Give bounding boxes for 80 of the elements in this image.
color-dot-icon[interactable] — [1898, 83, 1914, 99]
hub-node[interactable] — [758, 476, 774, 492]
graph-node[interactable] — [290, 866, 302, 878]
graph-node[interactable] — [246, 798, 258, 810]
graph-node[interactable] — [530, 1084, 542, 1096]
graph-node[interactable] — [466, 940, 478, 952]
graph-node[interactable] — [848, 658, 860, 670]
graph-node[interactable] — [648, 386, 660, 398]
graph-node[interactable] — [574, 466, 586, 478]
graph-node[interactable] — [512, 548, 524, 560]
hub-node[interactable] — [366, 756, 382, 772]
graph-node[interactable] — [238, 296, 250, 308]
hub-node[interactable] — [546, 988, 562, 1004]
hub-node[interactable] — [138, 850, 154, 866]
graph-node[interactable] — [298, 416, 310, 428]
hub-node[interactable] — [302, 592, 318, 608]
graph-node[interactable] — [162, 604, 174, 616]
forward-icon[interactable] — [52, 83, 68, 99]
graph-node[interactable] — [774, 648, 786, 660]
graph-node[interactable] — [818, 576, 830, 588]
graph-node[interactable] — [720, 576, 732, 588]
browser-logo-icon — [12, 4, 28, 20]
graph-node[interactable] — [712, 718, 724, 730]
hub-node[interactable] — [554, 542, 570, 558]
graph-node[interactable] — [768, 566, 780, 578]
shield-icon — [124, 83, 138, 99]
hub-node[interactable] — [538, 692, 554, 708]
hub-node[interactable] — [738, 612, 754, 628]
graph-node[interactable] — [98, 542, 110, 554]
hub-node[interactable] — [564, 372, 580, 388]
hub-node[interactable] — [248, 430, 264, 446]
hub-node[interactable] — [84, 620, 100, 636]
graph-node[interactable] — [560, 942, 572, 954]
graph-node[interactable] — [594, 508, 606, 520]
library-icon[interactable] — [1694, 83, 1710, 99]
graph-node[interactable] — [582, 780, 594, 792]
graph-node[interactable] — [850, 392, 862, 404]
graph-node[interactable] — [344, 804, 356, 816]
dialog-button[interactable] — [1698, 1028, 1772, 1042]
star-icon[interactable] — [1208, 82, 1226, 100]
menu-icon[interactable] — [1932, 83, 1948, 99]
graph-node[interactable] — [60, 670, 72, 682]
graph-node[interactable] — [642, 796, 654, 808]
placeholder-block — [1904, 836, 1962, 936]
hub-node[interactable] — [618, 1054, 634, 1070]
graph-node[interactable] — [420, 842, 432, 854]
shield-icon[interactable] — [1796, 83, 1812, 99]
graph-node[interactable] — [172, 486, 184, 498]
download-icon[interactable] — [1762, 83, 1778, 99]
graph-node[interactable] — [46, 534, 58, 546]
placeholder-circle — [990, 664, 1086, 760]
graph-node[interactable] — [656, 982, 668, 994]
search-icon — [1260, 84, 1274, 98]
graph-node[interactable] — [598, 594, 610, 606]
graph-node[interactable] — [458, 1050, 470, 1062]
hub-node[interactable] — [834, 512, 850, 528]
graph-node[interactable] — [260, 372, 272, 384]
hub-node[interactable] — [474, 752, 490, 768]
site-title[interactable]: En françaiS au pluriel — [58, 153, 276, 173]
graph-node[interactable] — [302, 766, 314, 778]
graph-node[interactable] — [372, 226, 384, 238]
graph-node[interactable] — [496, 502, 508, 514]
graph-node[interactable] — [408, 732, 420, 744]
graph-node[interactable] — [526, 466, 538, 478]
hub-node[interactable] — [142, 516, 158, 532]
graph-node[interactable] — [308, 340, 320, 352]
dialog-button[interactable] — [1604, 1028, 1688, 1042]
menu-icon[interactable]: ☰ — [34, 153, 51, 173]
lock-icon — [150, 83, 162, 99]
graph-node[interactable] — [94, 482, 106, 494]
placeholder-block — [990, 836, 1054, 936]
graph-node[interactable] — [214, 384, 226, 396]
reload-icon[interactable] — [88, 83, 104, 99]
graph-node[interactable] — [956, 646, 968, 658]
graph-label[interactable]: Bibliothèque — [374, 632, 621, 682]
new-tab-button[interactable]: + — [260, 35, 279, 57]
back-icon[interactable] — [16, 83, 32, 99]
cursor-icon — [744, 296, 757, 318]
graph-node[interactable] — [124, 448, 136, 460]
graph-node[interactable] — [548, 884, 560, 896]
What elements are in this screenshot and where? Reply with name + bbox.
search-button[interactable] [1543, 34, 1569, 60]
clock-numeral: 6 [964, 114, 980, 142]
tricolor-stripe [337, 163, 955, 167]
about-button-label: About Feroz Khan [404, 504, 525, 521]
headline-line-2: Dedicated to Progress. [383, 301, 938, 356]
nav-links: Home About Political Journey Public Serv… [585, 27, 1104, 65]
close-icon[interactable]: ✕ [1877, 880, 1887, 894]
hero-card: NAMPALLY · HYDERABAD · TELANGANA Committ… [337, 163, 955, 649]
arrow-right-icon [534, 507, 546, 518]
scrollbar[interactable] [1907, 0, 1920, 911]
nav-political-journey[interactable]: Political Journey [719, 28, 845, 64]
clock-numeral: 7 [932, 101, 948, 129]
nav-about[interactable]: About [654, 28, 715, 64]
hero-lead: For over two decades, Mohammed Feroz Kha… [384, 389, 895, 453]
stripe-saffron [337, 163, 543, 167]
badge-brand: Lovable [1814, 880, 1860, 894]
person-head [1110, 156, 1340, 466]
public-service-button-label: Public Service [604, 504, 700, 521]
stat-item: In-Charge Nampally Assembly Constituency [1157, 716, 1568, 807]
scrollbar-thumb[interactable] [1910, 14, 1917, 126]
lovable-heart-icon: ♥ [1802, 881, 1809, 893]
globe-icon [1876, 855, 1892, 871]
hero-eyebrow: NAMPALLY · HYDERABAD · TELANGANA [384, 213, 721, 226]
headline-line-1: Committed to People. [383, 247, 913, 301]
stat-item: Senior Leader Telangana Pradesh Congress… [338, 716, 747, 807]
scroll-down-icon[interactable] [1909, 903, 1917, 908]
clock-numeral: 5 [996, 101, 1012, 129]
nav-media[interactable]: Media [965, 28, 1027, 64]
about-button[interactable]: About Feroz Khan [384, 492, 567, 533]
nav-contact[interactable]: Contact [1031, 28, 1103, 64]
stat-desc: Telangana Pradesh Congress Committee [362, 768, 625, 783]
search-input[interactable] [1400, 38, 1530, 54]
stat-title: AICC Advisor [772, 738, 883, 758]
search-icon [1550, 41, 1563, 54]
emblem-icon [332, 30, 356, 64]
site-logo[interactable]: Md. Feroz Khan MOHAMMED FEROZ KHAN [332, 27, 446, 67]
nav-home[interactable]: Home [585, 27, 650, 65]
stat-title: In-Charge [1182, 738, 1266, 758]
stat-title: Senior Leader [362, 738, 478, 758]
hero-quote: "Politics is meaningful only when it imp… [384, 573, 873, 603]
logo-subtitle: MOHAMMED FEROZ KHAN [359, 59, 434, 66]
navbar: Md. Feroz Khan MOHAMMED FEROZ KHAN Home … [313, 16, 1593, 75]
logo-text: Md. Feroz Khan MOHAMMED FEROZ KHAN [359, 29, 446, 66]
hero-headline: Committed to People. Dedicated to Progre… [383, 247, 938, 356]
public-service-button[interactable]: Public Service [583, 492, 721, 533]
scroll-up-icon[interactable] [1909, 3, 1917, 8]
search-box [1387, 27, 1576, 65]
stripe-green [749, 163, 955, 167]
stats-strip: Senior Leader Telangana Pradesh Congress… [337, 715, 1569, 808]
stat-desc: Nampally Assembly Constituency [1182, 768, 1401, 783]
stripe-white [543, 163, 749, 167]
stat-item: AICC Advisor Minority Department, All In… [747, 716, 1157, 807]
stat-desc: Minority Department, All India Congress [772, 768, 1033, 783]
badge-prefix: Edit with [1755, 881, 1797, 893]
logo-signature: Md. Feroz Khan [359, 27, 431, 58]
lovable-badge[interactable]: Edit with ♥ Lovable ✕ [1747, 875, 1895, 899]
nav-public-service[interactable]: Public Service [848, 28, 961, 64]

▶ What you are asked to do:
Rename "graph-node" to "network-node" in the stretch from the start of the records through the line containing "hub-node[interactable] — [546, 988, 562, 1004]", and give back only those lines with everything else unchanged.

▶ Full solution:
Give bounding boxes for 80 of the elements in this image.
color-dot-icon[interactable] — [1898, 83, 1914, 99]
hub-node[interactable] — [758, 476, 774, 492]
network-node[interactable] — [290, 866, 302, 878]
network-node[interactable] — [246, 798, 258, 810]
network-node[interactable] — [530, 1084, 542, 1096]
network-node[interactable] — [466, 940, 478, 952]
network-node[interactable] — [848, 658, 860, 670]
network-node[interactable] — [648, 386, 660, 398]
network-node[interactable] — [574, 466, 586, 478]
network-node[interactable] — [512, 548, 524, 560]
hub-node[interactable] — [366, 756, 382, 772]
network-node[interactable] — [238, 296, 250, 308]
hub-node[interactable] — [546, 988, 562, 1004]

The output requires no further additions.